*** Provided passage ***

Leaving the solution aside for moment and looking at the problem itself:
Compare this problem to insertion sort for an array(or any recursive algorithm). In insertion sort at any point during the execution we have a part of the array that is sorted and another part that is unsorted. We pick an element from the unsorted part and find it's place in the sorted part, thereby extending the sorted part, making the problem smaller.
In case of this problem, we have a fixed number of elements we can choose from i.e integers 1 to the number in the problem(let's call it N), to be a part of the sequence that sums up to N.
At any point we have collected some numbers that sum up to less than N(say X), reducing the problem to N-X size, also reducing our choices from 1..N to 1..(N-X) for the next recursion.
The solution does the obvious, making each choice from 1 to (N-X) and proceeding recursively till X=N. Every time the algorithm reaches X=N, means a permutation is found.
Note: One problem I see with the solution is that it needs to know the number of permutations that will be found beforehand.
int a[5];
This could cause problems if that value is unknown.

*** End of Provided passage ***
*** Extracted entries ***

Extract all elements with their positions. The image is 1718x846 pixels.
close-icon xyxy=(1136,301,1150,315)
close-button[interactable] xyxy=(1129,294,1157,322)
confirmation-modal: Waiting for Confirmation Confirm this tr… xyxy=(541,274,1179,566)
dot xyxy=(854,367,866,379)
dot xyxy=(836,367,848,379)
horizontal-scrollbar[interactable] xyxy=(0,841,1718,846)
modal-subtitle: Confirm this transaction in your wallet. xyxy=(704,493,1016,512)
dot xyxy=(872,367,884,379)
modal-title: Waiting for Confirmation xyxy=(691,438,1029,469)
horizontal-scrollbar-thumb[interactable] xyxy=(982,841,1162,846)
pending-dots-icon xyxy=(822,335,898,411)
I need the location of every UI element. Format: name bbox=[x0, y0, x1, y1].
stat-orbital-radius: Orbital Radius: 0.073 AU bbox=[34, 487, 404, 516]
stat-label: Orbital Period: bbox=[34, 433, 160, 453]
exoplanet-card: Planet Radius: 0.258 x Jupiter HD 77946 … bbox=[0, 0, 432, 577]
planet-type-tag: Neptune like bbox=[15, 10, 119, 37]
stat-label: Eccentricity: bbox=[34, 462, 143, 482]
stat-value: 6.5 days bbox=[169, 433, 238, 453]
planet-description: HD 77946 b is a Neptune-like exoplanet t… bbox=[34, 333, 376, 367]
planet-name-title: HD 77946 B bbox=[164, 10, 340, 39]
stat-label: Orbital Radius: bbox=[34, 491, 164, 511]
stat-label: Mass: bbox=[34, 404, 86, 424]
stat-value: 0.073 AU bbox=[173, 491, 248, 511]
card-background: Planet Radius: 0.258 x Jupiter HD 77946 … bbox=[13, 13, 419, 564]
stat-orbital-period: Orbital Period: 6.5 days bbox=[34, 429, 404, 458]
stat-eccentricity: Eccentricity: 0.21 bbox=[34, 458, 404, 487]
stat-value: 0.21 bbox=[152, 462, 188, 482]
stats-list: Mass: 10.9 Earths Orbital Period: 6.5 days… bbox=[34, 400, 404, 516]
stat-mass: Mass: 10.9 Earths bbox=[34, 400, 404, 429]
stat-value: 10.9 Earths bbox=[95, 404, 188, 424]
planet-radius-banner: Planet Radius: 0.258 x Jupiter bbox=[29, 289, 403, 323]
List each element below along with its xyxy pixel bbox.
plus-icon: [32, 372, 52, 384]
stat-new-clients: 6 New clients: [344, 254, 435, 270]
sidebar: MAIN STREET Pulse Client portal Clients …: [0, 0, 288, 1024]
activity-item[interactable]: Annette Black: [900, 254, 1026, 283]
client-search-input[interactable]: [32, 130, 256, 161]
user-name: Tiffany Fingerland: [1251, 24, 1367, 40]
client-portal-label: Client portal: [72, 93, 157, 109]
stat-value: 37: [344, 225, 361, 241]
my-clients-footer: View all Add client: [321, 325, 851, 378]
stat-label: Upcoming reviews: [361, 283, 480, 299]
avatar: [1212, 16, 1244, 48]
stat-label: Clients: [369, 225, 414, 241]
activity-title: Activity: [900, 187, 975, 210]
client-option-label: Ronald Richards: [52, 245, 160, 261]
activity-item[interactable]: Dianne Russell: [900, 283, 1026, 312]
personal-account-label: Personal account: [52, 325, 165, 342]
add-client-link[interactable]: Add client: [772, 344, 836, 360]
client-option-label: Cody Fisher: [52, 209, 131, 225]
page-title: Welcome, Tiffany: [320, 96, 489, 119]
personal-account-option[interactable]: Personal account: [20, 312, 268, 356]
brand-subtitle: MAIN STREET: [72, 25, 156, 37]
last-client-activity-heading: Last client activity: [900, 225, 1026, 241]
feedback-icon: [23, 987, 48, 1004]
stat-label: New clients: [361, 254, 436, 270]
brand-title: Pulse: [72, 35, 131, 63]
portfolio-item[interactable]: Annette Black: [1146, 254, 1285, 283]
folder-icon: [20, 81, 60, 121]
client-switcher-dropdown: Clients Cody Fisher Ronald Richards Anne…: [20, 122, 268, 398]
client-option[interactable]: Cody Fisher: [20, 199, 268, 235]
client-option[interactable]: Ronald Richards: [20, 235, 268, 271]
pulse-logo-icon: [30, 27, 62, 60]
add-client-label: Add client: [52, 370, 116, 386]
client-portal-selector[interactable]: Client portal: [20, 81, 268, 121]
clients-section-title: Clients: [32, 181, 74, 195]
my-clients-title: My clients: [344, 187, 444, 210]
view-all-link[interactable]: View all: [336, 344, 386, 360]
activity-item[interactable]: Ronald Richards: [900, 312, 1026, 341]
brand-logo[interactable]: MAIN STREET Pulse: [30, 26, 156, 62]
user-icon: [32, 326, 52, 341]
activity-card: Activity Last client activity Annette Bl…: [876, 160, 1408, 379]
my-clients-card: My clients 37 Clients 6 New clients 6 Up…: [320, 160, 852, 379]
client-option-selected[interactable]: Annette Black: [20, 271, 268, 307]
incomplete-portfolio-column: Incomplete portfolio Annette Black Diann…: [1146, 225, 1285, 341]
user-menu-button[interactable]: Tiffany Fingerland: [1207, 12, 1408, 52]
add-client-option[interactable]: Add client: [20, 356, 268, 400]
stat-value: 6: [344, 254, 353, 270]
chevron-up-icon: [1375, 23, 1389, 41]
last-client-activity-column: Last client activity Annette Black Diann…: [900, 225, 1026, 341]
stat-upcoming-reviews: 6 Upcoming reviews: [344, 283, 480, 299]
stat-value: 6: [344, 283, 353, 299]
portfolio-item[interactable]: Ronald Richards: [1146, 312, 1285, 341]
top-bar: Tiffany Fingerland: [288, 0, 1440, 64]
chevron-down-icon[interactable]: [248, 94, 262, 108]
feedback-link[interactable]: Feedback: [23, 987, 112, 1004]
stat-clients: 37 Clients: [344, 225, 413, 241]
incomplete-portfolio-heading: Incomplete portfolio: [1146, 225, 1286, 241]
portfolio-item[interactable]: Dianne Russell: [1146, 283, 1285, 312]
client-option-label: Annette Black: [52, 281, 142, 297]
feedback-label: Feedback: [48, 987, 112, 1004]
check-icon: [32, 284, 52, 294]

*** End of Extracted entries ***

In the explanation of the recursive summing problem, what problem with the solution does the note point out?

The solution needs to know beforehand how many permutations will be found.